--- START OF DATA EXTRACT ---
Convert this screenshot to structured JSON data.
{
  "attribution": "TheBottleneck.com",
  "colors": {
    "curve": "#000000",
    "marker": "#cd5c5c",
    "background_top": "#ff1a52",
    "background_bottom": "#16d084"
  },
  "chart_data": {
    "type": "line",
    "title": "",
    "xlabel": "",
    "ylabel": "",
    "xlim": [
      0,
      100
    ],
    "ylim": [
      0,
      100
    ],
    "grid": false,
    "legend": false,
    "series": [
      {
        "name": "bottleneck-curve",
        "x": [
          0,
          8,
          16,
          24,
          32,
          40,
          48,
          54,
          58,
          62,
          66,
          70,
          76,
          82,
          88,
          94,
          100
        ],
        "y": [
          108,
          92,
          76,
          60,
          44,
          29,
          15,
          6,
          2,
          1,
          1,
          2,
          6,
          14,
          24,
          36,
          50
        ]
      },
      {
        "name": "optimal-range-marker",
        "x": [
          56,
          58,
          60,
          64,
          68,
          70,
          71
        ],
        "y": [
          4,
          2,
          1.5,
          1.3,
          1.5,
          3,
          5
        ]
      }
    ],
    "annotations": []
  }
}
--- END OF DATA EXTRACT ---
*BRIEF*. Copy every line above that includes the string "marker".

*ANSWER TO THIS EXERCISE*.
    "marker": "#cd5c5c",
        "name": "optimal-range-marker",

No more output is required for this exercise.